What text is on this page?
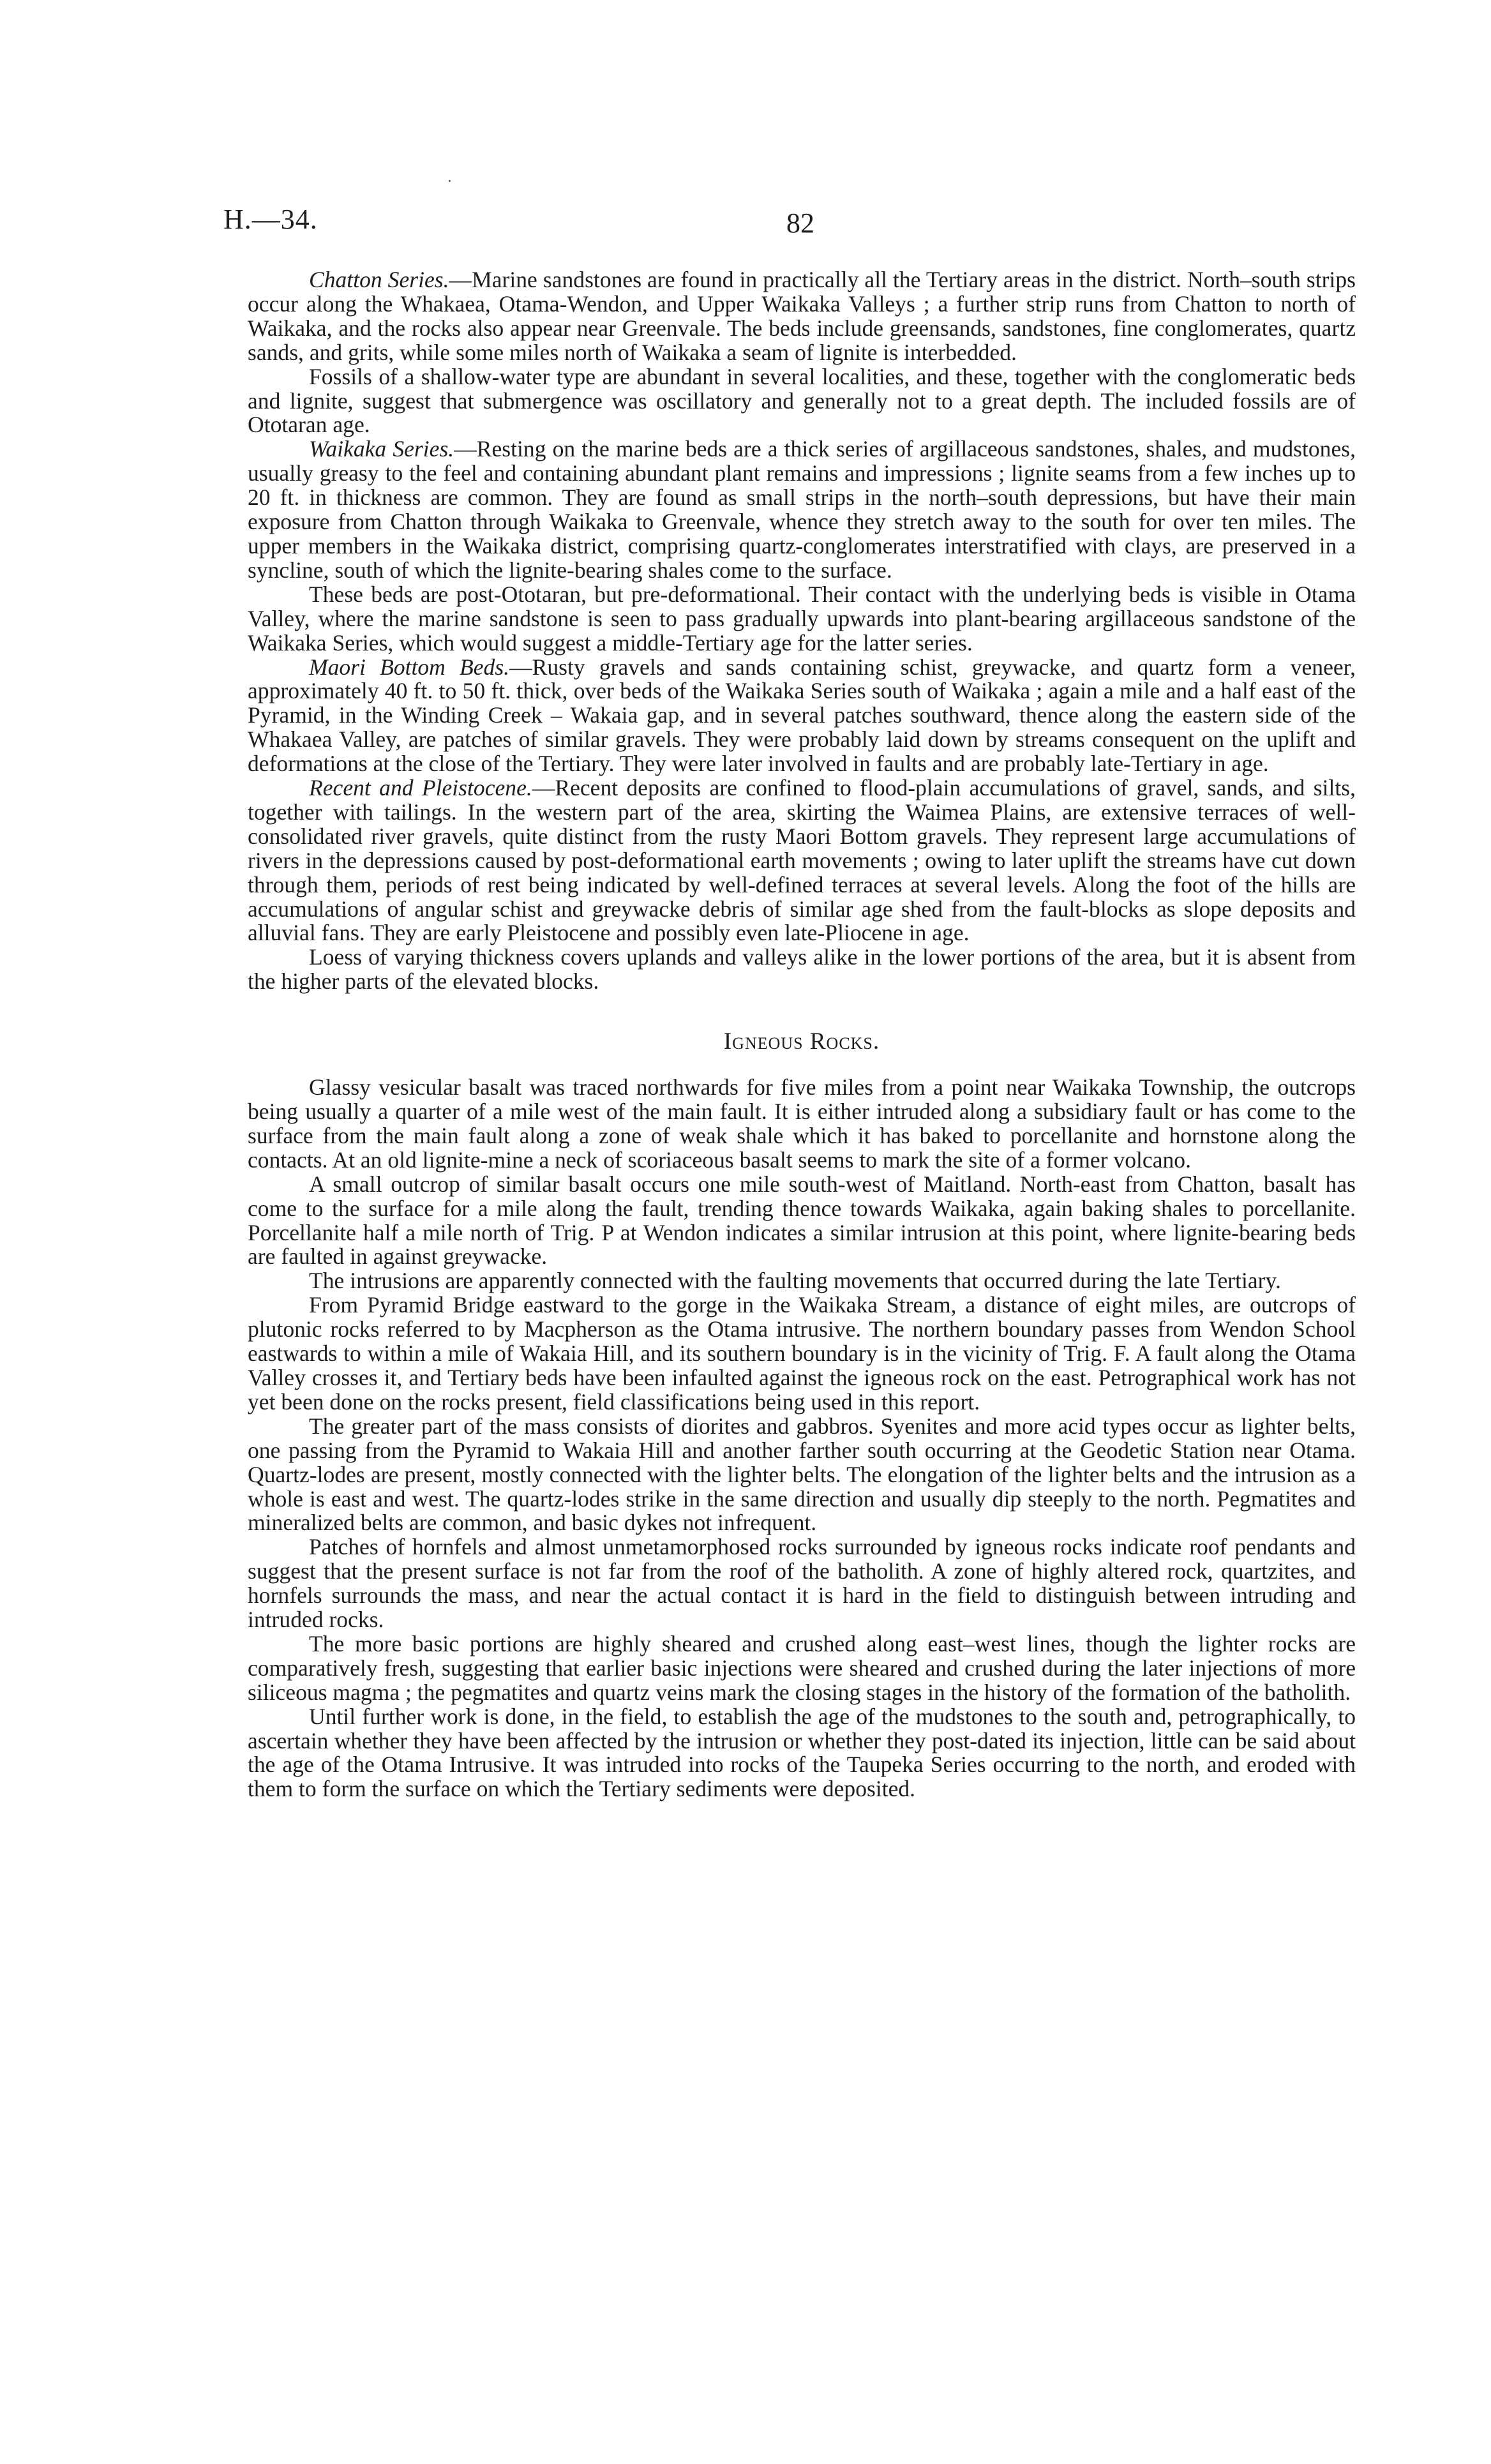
H.—34.	82

Chatton Series.—Marine sandstones are found in practically all the Tertiary areas in the district. North–south strips occur along the Whakaea, Otama-Wendon, and Upper Waikaka Valleys ; a further strip runs from Chatton to north of Waikaka, and the rocks also appear near Greenvale. The beds include greensands, sandstones, fine conglomerates, quartz sands, and grits, while some miles north of Waikaka a seam of lignite is interbedded.

Fossils of a shallow-water type are abundant in several localities, and these, together with the conglomeratic beds and lignite, suggest that submergence was oscillatory and generally not to a great depth. The included fossils are of Ototaran age.

Waikaka Series.—Resting on the marine beds are a thick series of argillaceous sandstones, shales, and mudstones, usually greasy to the feel and containing abundant plant remains and impressions ; lignite seams from a few inches up to 20 ft. in thickness are common. They are found as small strips in the north–south depressions, but have their main exposure from Chatton through Waikaka to Greenvale, whence they stretch away to the south for over ten miles. The upper members in the Waikaka district, comprising quartz-conglomerates interstratified with clays, are preserved in a syncline, south of which the lignite-bearing shales come to the surface.

These beds are post-Ototaran, but pre-deformational. Their contact with the underlying beds is visible in Otama Valley, where the marine sandstone is seen to pass gradually upwards into plant-bearing argillaceous sandstone of the Waikaka Series, which would suggest a middle-Tertiary age for the latter series.

Maori Bottom Beds.—Rusty gravels and sands containing schist, greywacke, and quartz form a veneer, approximately 40 ft. to 50 ft. thick, over beds of the Waikaka Series south of Waikaka ; again a mile and a half east of the Pyramid, in the Winding Creek – Wakaia gap, and in several patches southward, thence along the eastern side of the Whakaea Valley, are patches of similar gravels. They were probably laid down by streams consequent on the uplift and deformations at the close of the Tertiary. They were later involved in faults and are probably late-Tertiary in age.

Recent and Pleistocene.—Recent deposits are confined to flood-plain accumulations of gravel, sands, and silts, together with tailings. In the western part of the area, skirting the Waimea Plains, are extensive terraces of well-consolidated river gravels, quite distinct from the rusty Maori Bottom gravels. They represent large accumulations of rivers in the depressions caused by post-deformational earth movements ; owing to later uplift the streams have cut down through them, periods of rest being indicated by well-defined terraces at several levels. Along the foot of the hills are accumulations of angular schist and greywacke debris of similar age shed from the fault-blocks as slope deposits and alluvial fans. They are early Pleistocene and possibly even late-Pliocene in age.

Loess of varying thickness covers uplands and valleys alike in the lower portions of the area, but it is absent from the higher parts of the elevated blocks.

Igneous Rocks.

Glassy vesicular basalt was traced northwards for five miles from a point near Waikaka Township, the outcrops being usually a quarter of a mile west of the main fault. It is either intruded along a subsidiary fault or has come to the surface from the main fault along a zone of weak shale which it has baked to porcellanite and hornstone along the contacts. At an old lignite-mine a neck of scoriaceous basalt seems to mark the site of a former volcano.

A small outcrop of similar basalt occurs one mile south-west of Maitland. North-east from Chatton, basalt has come to the surface for a mile along the fault, trending thence towards Waikaka, again baking shales to porcellanite. Porcellanite half a mile north of Trig. P at Wendon indicates a similar intrusion at this point, where lignite-bearing beds are faulted in against greywacke.

The intrusions are apparently connected with the faulting movements that occurred during the late Tertiary.

From Pyramid Bridge eastward to the gorge in the Waikaka Stream, a distance of eight miles, are outcrops of plutonic rocks referred to by Macpherson as the Otama intrusive. The northern boundary passes from Wendon School eastwards to within a mile of Wakaia Hill, and its southern boundary is in the vicinity of Trig. F. A fault along the Otama Valley crosses it, and Tertiary beds have been infaulted against the igneous rock on the east. Petrographical work has not yet been done on the rocks present, field classifications being used in this report.

The greater part of the mass consists of diorites and gabbros. Syenites and more acid types occur as lighter belts, one passing from the Pyramid to Wakaia Hill and another farther south occurring at the Geodetic Station near Otama. Quartz-lodes are present, mostly connected with the lighter belts. The elongation of the lighter belts and the intrusion as a whole is east and west. The quartz-lodes strike in the same direction and usually dip steeply to the north. Pegmatites and mineralized belts are common, and basic dykes not infrequent.

Patches of hornfels and almost unmetamorphosed rocks surrounded by igneous rocks indicate roof pendants and suggest that the present surface is not far from the roof of the batholith. A zone of highly altered rock, quartzites, and hornfels surrounds the mass, and near the actual contact it is hard in the field to distinguish between intruding and intruded rocks.

The more basic portions are highly sheared and crushed along east–west lines, though the lighter rocks are comparatively fresh, suggesting that earlier basic injections were sheared and crushed during the later injections of more siliceous magma ; the pegmatites and quartz veins mark the closing stages in the history of the formation of the batholith.

Until further work is done, in the field, to establish the age of the mudstones to the south and, petrographically, to ascertain whether they have been affected by the intrusion or whether they post-dated its injection, little can be said about the age of the Otama Intrusive. It was intruded into rocks of the Taupeka Series occurring to the north, and eroded with them to form the surface on which the Tertiary sediments were deposited.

****

## WHAT NEEDS TO BE DONE
Exclude every picture and copy the remaining data exactly.

## THE OUTPUT
What text is on this page?
H.—34.	82

Chatton Series.—Marine sandstones are found in practically all the Tertiary areas in the district. North–south strips occur along the Whakaea, Otama-Wendon, and Upper Waikaka Valleys ; a further strip runs from Chatton to north of Waikaka, and the rocks also appear near Greenvale. The beds include greensands, sandstones, fine conglomerates, quartz sands, and grits, while some miles north of Waikaka a seam of lignite is interbedded.

Fossils of a shallow-water type are abundant in several localities, and these, together with the conglomeratic beds and lignite, suggest that submergence was oscillatory and generally not to a great depth. The included fossils are of Ototaran age.

Waikaka Series.—Resting on the marine beds are a thick series of argillaceous sandstones, shales, and mudstones, usually greasy to the feel and containing abundant plant remains and impressions ; lignite seams from a few inches up to 20 ft. in thickness are common. They are found as small strips in the north–south depressions, but have their main exposure from Chatton through Waikaka to Greenvale, whence they stretch away to the south for over ten miles. The upper members in the Waikaka district, comprising quartz-conglomerates interstratified with clays, are preserved in a syncline, south of which the lignite-bearing shales come to the surface.

These beds are post-Ototaran, but pre-deformational. Their contact with the underlying beds is visible in Otama Valley, where the marine sandstone is seen to pass gradually upwards into plant-bearing argillaceous sandstone of the Waikaka Series, which would suggest a middle-Tertiary age for the latter series.

Maori Bottom Beds.—Rusty gravels and sands containing schist, greywacke, and quartz form a veneer, approximately 40 ft. to 50 ft. thick, over beds of the Waikaka Series south of Waikaka ; again a mile and a half east of the Pyramid, in the Winding Creek – Wakaia gap, and in several patches southward, thence along the eastern side of the Whakaea Valley, are patches of similar gravels. They were probably laid down by streams consequent on the uplift and deformations at the close of the Tertiary. They were later involved in faults and are probably late-Tertiary in age.

Recent and Pleistocene.—Recent deposits are confined to flood-plain accumulations of gravel, sands, and silts, together with tailings. In the western part of the area, skirting the Waimea Plains, are extensive terraces of well-consolidated river gravels, quite distinct from the rusty Maori Bottom gravels. They represent large accumulations of rivers in the depressions caused by post-deformational earth movements ; owing to later uplift the streams have cut down through them, periods of rest being indicated by well-defined terraces at several levels. Along the foot of the hills are accumulations of angular schist and greywacke debris of similar age shed from the fault-blocks as slope deposits and alluvial fans. They are early Pleistocene and possibly even late-Pliocene in age.

Loess of varying thickness covers uplands and valleys alike in the lower portions of the area, but it is absent from the higher parts of the elevated blocks.

Igneous Rocks.

Glassy vesicular basalt was traced northwards for five miles from a point near Waikaka Township, the outcrops being usually a quarter of a mile west of the main fault. It is either intruded along a subsidiary fault or has come to the surface from the main fault along a zone of weak shale which it has baked to porcellanite and hornstone along the contacts. At an old lignite-mine a neck of scoriaceous basalt seems to mark the site of a former volcano.

A small outcrop of similar basalt occurs one mile south-west of Maitland. North-east from Chatton, basalt has come to the surface for a mile along the fault, trending thence towards Waikaka, again baking shales to porcellanite. Porcellanite half a mile north of Trig. P at Wendon indicates a similar intrusion at this point, where lignite-bearing beds are faulted in against greywacke.

The intrusions are apparently connected with the faulting movements that occurred during the late Tertiary.

From Pyramid Bridge eastward to the gorge in the Waikaka Stream, a distance of eight miles, are outcrops of plutonic rocks referred to by Macpherson as the Otama intrusive. The northern boundary passes from Wendon School eastwards to within a mile of Wakaia Hill, and its southern boundary is in the vicinity of Trig. F. A fault along the Otama Valley crosses it, and Tertiary beds have been infaulted against the igneous rock on the east. Petrographical work has not yet been done on the rocks present, field classifications being used in this report.

The greater part of the mass consists of diorites and gabbros. Syenites and more acid types occur as lighter belts, one passing from the Pyramid to Wakaia Hill and another farther south occurring at the Geodetic Station near Otama. Quartz-lodes are present, mostly connected with the lighter belts. The elongation of the lighter belts and the intrusion as a whole is east and west. The quartz-lodes strike in the same direction and usually dip steeply to the north. Pegmatites and mineralized belts are common, and basic dykes not infrequent.

Patches of hornfels and almost unmetamorphosed rocks surrounded by igneous rocks indicate roof pendants and suggest that the present surface is not far from the roof of the batholith. A zone of highly altered rock, quartzites, and hornfels surrounds the mass, and near the actual contact it is hard in the field to distinguish between intruding and intruded rocks.

The more basic portions are highly sheared and crushed along east–west lines, though the lighter rocks are comparatively fresh, suggesting that earlier basic injections were sheared and crushed during the later injections of more siliceous magma ; the pegmatites and quartz veins mark the closing stages in the history of the formation of the batholith.

Until further work is done, in the field, to establish the age of the mudstones to the south and, petrographically, to ascertain whether they have been affected by the intrusion or whether they post-dated its injection, little can be said about the age of the Otama Intrusive. It was intruded into rocks of the Taupeka Series occurring to the north, and eroded with them to form the surface on which the Tertiary sediments were deposited.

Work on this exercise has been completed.